* **EXERCISE AIM**
What follows is a listing; give it again exactly, in its entirety.

(Data extracted from a collection)
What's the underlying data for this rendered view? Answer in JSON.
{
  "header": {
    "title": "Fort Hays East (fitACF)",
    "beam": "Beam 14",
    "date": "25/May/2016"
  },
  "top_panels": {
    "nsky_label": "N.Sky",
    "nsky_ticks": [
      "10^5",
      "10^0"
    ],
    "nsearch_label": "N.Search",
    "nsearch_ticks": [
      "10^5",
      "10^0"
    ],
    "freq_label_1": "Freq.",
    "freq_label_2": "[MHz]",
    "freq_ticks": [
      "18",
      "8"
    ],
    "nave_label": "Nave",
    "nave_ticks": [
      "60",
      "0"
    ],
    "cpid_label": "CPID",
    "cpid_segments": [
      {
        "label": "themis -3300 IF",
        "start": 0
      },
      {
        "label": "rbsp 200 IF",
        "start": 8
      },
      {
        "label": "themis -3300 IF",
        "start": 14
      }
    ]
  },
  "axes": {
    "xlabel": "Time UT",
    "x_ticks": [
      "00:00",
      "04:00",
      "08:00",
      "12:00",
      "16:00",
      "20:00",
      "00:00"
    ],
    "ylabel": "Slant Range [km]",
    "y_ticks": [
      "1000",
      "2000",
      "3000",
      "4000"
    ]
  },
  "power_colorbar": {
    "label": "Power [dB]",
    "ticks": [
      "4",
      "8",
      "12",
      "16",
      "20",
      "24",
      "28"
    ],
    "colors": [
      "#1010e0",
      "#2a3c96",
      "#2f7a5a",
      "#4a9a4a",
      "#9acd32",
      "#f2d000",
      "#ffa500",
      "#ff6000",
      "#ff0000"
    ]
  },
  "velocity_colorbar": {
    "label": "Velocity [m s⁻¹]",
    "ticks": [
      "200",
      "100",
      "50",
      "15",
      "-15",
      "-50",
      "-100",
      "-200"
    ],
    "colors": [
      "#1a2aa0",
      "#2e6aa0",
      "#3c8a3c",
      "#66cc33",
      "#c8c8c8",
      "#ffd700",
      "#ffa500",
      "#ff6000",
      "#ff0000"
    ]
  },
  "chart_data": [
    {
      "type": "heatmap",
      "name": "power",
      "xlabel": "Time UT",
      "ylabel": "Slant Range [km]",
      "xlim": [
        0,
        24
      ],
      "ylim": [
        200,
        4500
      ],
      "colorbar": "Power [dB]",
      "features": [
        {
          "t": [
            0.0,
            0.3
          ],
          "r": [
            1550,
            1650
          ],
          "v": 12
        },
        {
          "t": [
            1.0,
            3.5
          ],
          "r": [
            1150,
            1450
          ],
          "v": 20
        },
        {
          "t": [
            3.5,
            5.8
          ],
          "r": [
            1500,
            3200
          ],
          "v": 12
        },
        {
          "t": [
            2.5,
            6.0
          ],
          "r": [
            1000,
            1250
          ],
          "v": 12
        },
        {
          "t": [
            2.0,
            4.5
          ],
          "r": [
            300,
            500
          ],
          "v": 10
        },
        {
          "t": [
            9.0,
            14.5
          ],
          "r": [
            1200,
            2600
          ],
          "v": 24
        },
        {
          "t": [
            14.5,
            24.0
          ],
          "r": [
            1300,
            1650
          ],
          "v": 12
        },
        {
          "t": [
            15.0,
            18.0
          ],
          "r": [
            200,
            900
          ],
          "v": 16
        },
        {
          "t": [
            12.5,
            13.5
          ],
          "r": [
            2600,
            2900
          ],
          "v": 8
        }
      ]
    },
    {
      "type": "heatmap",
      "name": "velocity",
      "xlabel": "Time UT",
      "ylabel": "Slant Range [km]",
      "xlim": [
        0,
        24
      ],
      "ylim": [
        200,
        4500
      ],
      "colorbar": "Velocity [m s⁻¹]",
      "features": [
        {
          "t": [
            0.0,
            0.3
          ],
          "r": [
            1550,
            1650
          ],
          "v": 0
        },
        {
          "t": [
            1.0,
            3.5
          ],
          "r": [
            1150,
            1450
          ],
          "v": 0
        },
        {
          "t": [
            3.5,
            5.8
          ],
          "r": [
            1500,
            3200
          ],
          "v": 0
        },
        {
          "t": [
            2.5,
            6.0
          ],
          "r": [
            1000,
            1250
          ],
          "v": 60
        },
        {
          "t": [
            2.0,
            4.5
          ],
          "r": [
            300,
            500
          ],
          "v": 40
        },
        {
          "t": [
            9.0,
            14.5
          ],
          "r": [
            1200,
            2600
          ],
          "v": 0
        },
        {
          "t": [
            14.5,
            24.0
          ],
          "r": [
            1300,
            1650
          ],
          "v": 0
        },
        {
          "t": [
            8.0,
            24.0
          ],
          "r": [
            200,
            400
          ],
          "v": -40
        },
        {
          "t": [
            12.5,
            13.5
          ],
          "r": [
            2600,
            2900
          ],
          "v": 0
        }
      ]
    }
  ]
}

* **TASK RESPONSE**
What's the underlying data for this rendered view? Answer in JSON.
{
  "header": {
    "title": "Fort Hays East (fitACF)",
    "beam": "Beam 14",
    "date": "25/May/2016"
  },
  "top_panels": {
    "nsky_label": "N.Sky",
    "nsky_ticks": [
      "10^5",
      "10^0"
    ],
    "nsearch_label": "N.Search",
    "nsearch_ticks": [
      "10^5",
      "10^0"
    ],
    "freq_label_1": "Freq.",
    "freq_label_2": "[MHz]",
    "freq_ticks": [
      "18",
      "8"
    ],
    "nave_label": "Nave",
    "nave_ticks": [
      "60",
      "0"
    ],
    "cpid_label": "CPID",
    "cpid_segments": [
      {
        "label": "themis -3300 IF",
        "start": 0
      },
      {
        "label": "rbsp 200 IF",
        "start": 8
      },
      {
        "label": "themis -3300 IF",
        "start": 14
      }
    ]
  },
  "axes": {
    "xlabel": "Time UT",
    "x_ticks": [
      "00:00",
      "04:00",
      "08:00",
      "12:00",
      "16:00",
      "20:00",
      "00:00"
    ],
    "ylabel": "Slant Range [km]",
    "y_ticks": [
      "1000",
      "2000",
      "3000",
      "4000"
    ]
  },
  "power_colorbar": {
    "label": "Power [dB]",
    "ticks": [
      "4",
      "8",
      "12",
      "16",
      "20",
      "24",
      "28"
    ],
    "colors": [
      "#1010e0",
      "#2a3c96",
      "#2f7a5a",
      "#4a9a4a",
      "#9acd32",
      "#f2d000",
      "#ffa500",
      "#ff6000",
      "#ff0000"
    ]
  },
  "velocity_colorbar": {
    "label": "Velocity [m s⁻¹]",
    "ticks": [
      "200",
      "100",
      "50",
      "15",
      "-15",
      "-50",
      "-100",
      "-200"
    ],
    "colors": [
      "#1a2aa0",
      "#2e6aa0",
      "#3c8a3c",
      "#66cc33",
      "#c8c8c8",
      "#ffd700",
      "#ffa500",
      "#ff6000",
      "#ff0000"
    ]
  },
  "chart_data": [
    {
      "type": "heatmap",
      "name": "power",
      "xlabel": "Time UT",
      "ylabel": "Slant Range [km]",
      "xlim": [
        0,
        24
      ],
      "ylim": [
        200,
        4500
      ],
      "colorbar": "Power [dB]",
      "features": [
        {
          "t": [
            0.0,
            0.3
          ],
          "r": [
            1550,
            1650
          ],
          "v": 12
        },
        {
          "t": [
            1.0,
            3.5
          ],
          "r": [
            1150,
            1450
          ],
          "v": 20
        },
        {
          "t": [
            3.5,
            5.8
          ],
          "r": [
            1500,
            3200
          ],
          "v": 12
        },
        {
          "t": [
            2.5,
            6.0
          ],
          "r": [
            1000,
            1250
          ],
          "v": 12
        },
        {
          "t": [
            2.0,
            4.5
          ],
          "r": [
            300,
            500
          ],
          "v": 10
        },
        {
          "t": [
            9.0,
            14.5
          ],
          "r": [
            1200,
            2600
          ],
          "v": 24
        },
        {
          "t": [
            14.5,
            24.0
          ],
          "r": [
            1300,
            1650
          ],
          "v": 12
        },
        {
          "t": [
            15.0,
            18.0
          ],
          "r": [
            200,
            900
          ],
          "v": 16
        },
        {
          "t": [
            12.5,
            13.5
          ],
          "r": [
            2600,
            2900
          ],
          "v": 8
        }
      ]
    },
    {
      "type": "heatmap",
      "name": "velocity",
      "xlabel": "Time UT",
      "ylabel": "Slant Range [km]",
      "xlim": [
        0,
        24
      ],
      "ylim": [
        200,
        4500
      ],
      "colorbar": "Velocity [m s⁻¹]",
      "features": [
        {
          "t": [
            0.0,
            0.3
          ],
          "r": [
            1550,
            1650
          ],
          "v": 0
        },
        {
          "t": [
            1.0,
            3.5
          ],
          "r": [
            1150,
            1450
          ],
          "v": 0
        },
        {
          "t": [
            3.5,
            5.8
          ],
          "r": [
            1500,
            3200
          ],
          "v": 0
        },
        {
          "t": [
            2.5,
            6.0
          ],
          "r": [
            1000,
            1250
          ],
          "v": 60
        },
        {
          "t": [
            2.0,
            4.5
          ],
          "r": [
            300,
            500
          ],
          "v": 40
        },
        {
          "t": [
            9.0,
            14.5
          ],
          "r": [
            1200,
            2600
          ],
          "v": 0
        },
        {
          "t": [
            14.5,
            24.0
          ],
          "r": [
            1300,
            1650
          ],
          "v": 0
        },
        {
          "t": [
            8.0,
            24.0
          ],
          "r": [
            200,
            400
          ],
          "v": -40
        },
        {
          "t": [
            12.5,
            13.5
          ],
          "r": [
            2600,
            2900
          ],
          "v": 0
        }
      ]
    }
  ]
}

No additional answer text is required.